# Shopping For Silk In Bangalore



## CaliforniaDreamer (Nov 17, 2005)

I recently visited Bangalore on a business trip. It's not a place to go to see the sights, but it does have some good shopping and dining.

One great shop we found was called Mysore Saree Udyog. It's in Kamaraj Rd, near the the city's commercial road district. It's a two-storey haberdashery selling every kind of silk you can imagine. Sarees, stoles, scarves, kurtha, pajamas, cushion covers, shirts, ties and so on. Not to mention bolts of silk that you can just order lengths from.

It was marriage season when we were there (just after harvest) so the place was packed with Indian ladies getting their new outfits for theirs or their friends weddings.

** Record list **
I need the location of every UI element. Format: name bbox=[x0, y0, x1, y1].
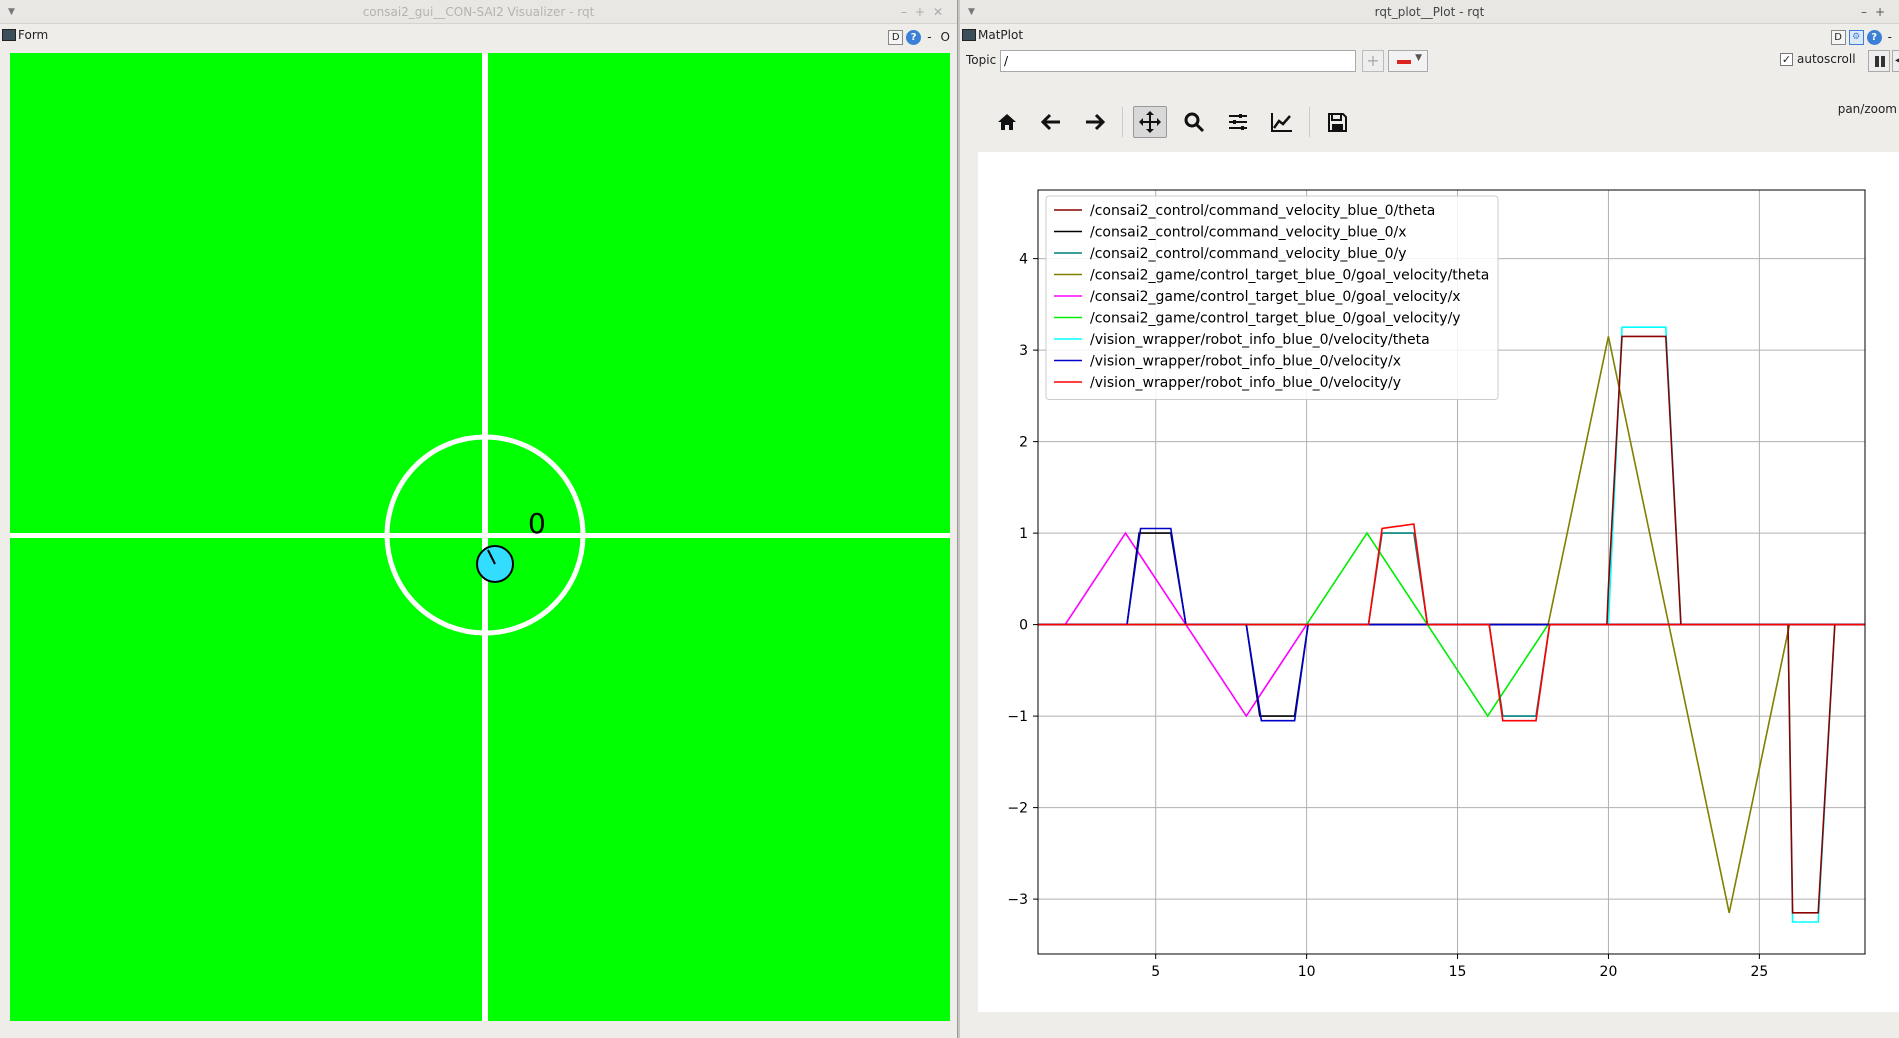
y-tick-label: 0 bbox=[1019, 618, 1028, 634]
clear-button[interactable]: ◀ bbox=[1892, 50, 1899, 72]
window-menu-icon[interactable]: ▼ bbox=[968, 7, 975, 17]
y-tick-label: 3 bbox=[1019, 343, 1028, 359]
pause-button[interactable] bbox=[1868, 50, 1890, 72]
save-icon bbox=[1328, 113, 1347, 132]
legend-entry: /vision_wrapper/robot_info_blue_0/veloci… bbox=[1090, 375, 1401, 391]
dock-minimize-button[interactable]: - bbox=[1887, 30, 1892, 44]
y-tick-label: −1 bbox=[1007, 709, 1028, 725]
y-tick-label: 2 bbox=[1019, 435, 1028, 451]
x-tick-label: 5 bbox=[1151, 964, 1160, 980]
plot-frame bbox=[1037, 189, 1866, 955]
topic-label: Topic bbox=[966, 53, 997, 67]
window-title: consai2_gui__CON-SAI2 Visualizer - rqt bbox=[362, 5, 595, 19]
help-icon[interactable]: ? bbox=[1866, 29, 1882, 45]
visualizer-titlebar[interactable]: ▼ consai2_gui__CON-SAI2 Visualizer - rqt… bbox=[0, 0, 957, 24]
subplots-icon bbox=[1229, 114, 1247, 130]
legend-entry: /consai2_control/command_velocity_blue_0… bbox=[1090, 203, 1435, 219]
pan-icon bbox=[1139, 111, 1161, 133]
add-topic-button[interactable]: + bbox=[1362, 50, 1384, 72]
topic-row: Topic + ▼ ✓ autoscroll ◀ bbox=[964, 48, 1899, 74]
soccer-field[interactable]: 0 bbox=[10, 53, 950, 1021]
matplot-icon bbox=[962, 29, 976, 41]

** Actions to take **
A. Copy the Bangalore silk post word for word, in full.
B. Write out every line of the records word for word, leaving out the picture.
The Bangalore silk post and the records have nothing to do with each other.

** Task solutions **
A.
# Shopping For Silk In Bangalore



## CaliforniaDreamer (Nov 17, 2005)

I recently visited Bangalore on a business trip. It's not a place to go to see the sights, but it does have some good shopping and dining.

One great shop we found was called Mysore Saree Udyog. It's in Kamaraj Rd, near the the city's commercial road district. It's a two-storey haberdashery selling every kind of silk you can imagine. Sarees, stoles, scarves, kurtha, pajamas, cushion covers, shirts, ties and so on. Not to mention bolts of silk that you can just order lengths from.

It was marriage season when we were there (just after harvest) so the place was packed with Indian ladies getting their new outfits for theirs or their friends weddings.

B.
I need the location of every UI element. Format: name bbox=[x0, y0, x1, y1].
y-tick-label: 0 bbox=[1019, 618, 1028, 634]
clear-button[interactable]: ◀ bbox=[1892, 50, 1899, 72]
window-menu-icon[interactable]: ▼ bbox=[968, 7, 975, 17]
y-tick-label: 3 bbox=[1019, 343, 1028, 359]
pause-button[interactable] bbox=[1868, 50, 1890, 72]
save-icon bbox=[1328, 113, 1347, 132]
legend-entry: /vision_wrapper/robot_info_blue_0/veloci… bbox=[1090, 375, 1401, 391]
dock-minimize-button[interactable]: - bbox=[1887, 30, 1892, 44]
y-tick-label: −1 bbox=[1007, 709, 1028, 725]
y-tick-label: 2 bbox=[1019, 435, 1028, 451]
x-tick-label: 5 bbox=[1151, 964, 1160, 980]
plot-frame bbox=[1037, 189, 1866, 955]
topic-label: Topic bbox=[966, 53, 997, 67]
window-title: consai2_gui__CON-SAI2 Visualizer - rqt bbox=[362, 5, 595, 19]
help-icon[interactable]: ? bbox=[1866, 29, 1882, 45]
visualizer-titlebar[interactable]: ▼ consai2_gui__CON-SAI2 Visualizer - rqt… bbox=[0, 0, 957, 24]
subplots-icon bbox=[1229, 114, 1247, 130]
legend-entry: /consai2_control/command_velocity_blue_0… bbox=[1090, 203, 1435, 219]
pan-icon bbox=[1139, 111, 1161, 133]
add-topic-button[interactable]: + bbox=[1362, 50, 1384, 72]
topic-row: Topic + ▼ ✓ autoscroll ◀ bbox=[964, 48, 1899, 74]
soccer-field[interactable]: 0 bbox=[10, 53, 950, 1021]
matplot-icon bbox=[962, 29, 976, 41]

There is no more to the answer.